Some records
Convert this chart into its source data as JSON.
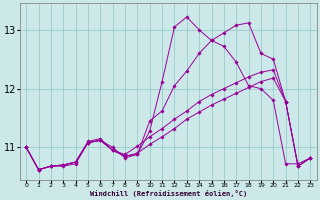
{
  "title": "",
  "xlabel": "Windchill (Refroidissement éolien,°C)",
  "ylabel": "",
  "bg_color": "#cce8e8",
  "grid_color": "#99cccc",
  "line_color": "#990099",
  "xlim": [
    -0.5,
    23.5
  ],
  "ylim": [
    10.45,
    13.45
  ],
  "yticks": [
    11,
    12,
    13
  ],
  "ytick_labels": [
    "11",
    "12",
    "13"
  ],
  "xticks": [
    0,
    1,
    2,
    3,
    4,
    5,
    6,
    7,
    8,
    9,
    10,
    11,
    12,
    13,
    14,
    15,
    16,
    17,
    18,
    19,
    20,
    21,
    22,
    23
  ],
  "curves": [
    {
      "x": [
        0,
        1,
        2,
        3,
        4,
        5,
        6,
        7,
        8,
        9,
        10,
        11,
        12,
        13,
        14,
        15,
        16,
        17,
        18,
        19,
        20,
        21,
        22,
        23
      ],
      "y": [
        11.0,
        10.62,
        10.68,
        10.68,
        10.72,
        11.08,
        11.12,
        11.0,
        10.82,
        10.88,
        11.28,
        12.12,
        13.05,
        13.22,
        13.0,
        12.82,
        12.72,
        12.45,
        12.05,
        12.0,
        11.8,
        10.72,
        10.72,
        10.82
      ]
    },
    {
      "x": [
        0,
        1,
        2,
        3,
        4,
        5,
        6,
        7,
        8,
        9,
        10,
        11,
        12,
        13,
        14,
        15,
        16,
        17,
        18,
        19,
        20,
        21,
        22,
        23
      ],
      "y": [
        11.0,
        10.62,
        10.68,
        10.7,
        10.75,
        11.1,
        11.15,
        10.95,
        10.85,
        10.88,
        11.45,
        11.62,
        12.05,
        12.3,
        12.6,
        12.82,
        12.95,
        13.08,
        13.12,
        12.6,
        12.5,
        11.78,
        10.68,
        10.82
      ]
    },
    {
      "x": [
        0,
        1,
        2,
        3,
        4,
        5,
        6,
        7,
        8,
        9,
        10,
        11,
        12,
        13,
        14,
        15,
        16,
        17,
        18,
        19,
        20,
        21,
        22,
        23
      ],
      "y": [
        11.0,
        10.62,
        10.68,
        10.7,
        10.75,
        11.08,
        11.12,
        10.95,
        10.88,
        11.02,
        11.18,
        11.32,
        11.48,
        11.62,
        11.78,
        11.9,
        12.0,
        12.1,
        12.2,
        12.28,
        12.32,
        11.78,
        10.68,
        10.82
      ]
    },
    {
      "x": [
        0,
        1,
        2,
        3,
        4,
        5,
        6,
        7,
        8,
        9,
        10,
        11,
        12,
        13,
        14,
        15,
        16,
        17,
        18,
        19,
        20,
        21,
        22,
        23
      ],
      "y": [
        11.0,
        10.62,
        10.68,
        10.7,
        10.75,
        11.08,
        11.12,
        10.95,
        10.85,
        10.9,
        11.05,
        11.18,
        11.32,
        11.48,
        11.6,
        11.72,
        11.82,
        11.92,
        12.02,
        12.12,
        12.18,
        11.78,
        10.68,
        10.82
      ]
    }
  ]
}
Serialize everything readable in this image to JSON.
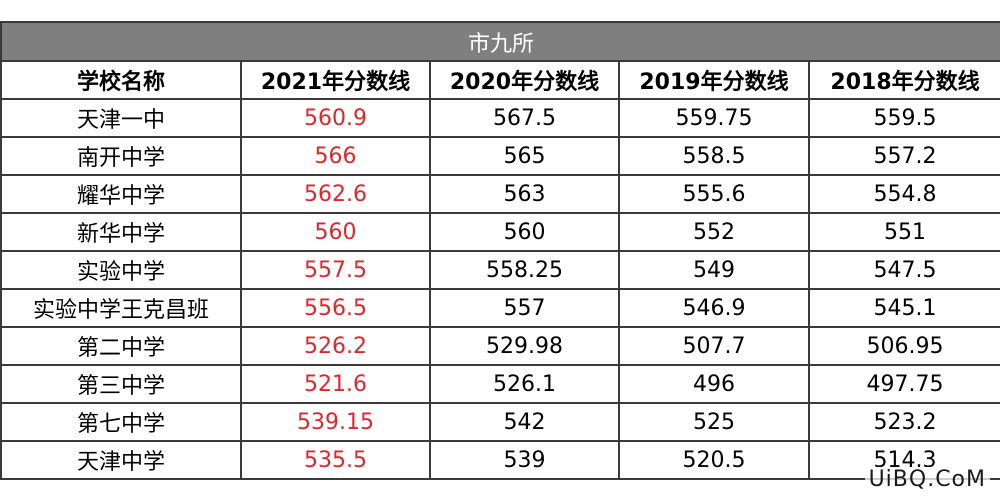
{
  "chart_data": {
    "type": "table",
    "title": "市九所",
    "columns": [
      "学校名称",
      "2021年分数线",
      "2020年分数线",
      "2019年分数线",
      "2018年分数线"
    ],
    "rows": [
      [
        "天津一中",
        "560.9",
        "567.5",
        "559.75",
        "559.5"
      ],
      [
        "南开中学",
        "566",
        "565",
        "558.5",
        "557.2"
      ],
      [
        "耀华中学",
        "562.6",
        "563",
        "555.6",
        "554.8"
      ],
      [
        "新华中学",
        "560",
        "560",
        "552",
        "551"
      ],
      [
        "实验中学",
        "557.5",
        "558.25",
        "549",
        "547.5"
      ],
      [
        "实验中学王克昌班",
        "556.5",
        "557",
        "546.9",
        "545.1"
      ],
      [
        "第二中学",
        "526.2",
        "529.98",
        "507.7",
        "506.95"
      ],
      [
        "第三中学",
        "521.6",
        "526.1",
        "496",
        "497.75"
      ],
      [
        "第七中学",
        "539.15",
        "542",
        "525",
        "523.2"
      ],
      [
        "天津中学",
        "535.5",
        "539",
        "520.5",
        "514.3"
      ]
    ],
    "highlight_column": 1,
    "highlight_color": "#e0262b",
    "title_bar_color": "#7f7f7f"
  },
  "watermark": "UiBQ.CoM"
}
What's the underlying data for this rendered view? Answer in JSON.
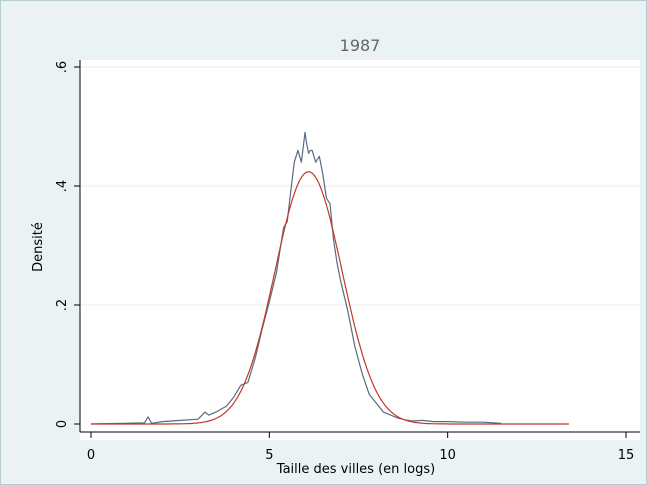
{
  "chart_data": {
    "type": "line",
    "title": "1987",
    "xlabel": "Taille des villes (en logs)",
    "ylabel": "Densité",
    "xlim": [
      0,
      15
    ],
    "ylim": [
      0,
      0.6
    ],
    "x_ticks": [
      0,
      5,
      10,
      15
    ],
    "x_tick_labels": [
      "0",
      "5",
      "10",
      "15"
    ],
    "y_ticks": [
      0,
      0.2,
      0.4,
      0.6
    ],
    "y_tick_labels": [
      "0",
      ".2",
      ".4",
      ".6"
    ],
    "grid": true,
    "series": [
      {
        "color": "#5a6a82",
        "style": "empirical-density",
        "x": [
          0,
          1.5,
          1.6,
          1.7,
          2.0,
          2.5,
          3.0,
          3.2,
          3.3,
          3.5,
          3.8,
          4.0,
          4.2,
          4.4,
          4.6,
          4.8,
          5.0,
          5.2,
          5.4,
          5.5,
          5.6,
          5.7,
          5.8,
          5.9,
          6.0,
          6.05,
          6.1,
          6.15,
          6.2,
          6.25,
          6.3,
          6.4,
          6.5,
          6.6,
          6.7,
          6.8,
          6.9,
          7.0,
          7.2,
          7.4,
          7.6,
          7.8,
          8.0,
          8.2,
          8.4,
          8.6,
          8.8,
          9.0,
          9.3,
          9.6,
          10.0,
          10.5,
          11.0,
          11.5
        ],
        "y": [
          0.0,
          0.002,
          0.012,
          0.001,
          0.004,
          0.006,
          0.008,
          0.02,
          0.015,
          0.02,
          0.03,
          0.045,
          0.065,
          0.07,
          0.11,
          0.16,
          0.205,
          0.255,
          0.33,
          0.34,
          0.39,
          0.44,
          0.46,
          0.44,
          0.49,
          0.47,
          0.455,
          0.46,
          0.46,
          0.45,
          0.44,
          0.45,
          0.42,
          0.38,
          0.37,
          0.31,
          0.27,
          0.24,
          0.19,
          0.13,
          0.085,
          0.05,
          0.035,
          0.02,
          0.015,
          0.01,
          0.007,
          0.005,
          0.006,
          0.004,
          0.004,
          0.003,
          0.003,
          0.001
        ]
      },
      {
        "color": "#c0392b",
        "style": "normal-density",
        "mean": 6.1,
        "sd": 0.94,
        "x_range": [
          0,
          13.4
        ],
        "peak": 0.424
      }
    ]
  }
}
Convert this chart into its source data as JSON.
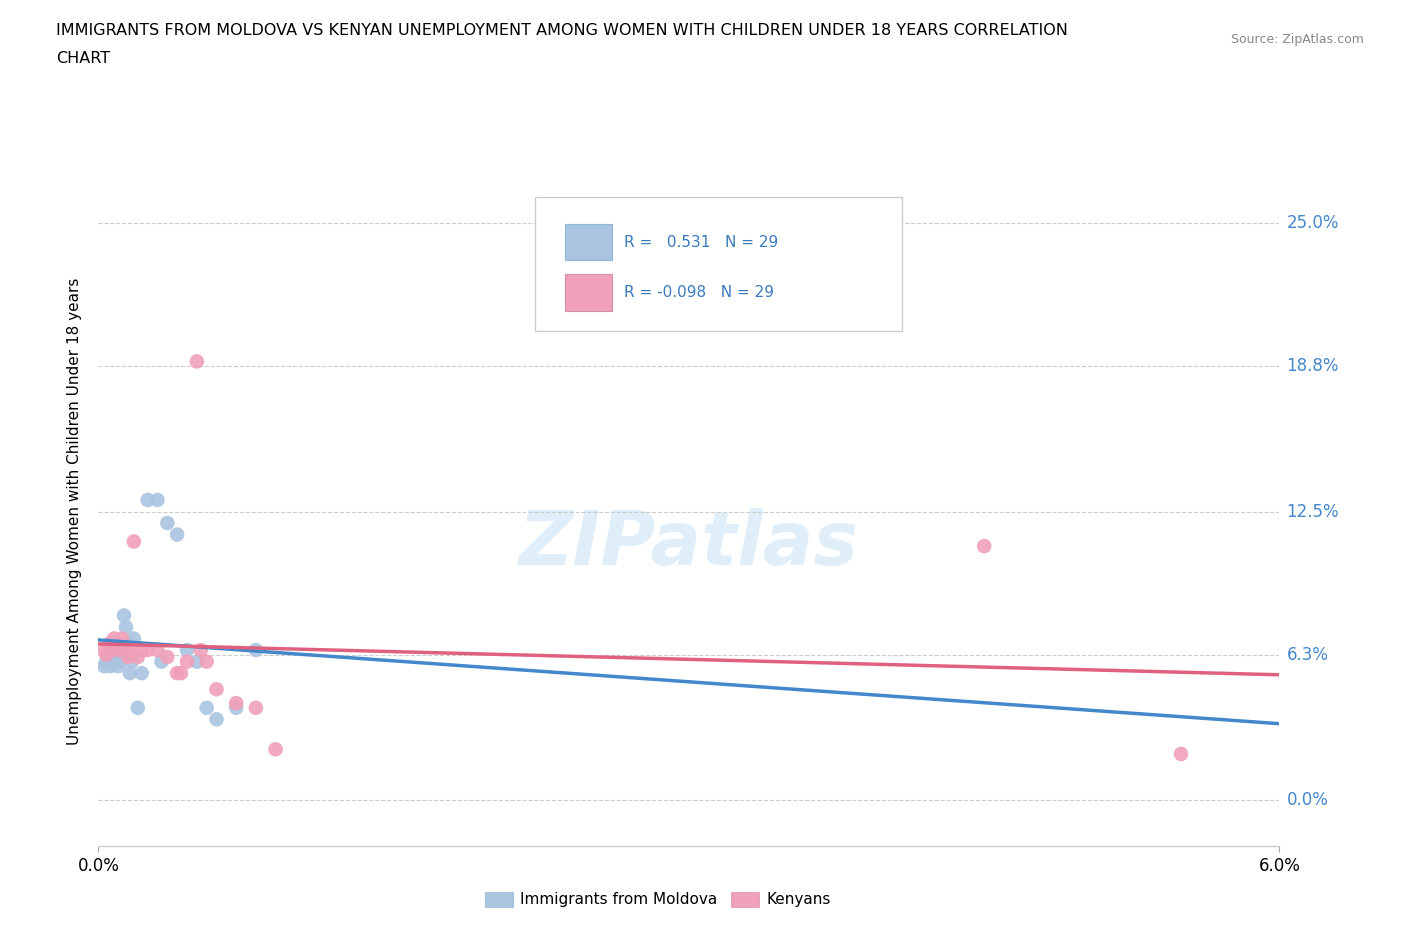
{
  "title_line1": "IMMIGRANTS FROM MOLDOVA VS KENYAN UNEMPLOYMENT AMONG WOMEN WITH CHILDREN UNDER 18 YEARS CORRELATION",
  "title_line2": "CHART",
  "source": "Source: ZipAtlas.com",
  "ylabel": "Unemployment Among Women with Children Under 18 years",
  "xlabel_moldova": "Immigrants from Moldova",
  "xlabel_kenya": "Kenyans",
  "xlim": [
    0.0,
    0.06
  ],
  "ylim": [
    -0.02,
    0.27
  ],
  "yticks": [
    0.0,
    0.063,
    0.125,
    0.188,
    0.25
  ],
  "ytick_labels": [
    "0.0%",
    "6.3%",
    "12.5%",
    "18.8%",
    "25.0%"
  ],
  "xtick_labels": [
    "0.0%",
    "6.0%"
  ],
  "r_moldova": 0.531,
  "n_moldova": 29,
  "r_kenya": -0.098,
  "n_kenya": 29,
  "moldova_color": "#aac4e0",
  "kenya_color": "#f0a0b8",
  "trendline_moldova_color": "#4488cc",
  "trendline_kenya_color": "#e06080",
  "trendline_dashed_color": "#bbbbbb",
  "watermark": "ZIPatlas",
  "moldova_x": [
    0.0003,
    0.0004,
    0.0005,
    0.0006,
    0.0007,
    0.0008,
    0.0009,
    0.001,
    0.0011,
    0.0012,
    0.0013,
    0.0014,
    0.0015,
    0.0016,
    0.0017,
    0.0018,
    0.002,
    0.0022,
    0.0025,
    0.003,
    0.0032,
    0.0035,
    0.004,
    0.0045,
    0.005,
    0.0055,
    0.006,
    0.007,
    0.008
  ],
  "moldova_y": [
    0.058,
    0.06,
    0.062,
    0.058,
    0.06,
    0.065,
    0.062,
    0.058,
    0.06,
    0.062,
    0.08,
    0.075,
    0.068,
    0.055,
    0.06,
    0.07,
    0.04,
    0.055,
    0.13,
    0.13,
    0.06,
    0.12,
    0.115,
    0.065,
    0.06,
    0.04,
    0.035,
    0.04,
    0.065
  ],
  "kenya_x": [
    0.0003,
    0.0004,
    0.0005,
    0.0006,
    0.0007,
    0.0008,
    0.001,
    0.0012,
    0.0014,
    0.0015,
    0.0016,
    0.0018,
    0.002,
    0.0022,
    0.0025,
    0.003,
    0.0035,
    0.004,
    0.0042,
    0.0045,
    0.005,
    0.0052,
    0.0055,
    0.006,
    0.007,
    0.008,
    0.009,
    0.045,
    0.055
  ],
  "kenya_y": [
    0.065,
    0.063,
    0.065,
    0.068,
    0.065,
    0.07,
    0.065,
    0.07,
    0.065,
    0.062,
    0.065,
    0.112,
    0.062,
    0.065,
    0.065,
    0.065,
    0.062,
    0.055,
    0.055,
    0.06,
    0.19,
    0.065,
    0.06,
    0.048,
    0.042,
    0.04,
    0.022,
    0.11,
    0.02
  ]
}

» **What the exercise asks**: Go over the records above and tally the lines with the word "style" in them. Give the number alone.

» **Task solution**: 2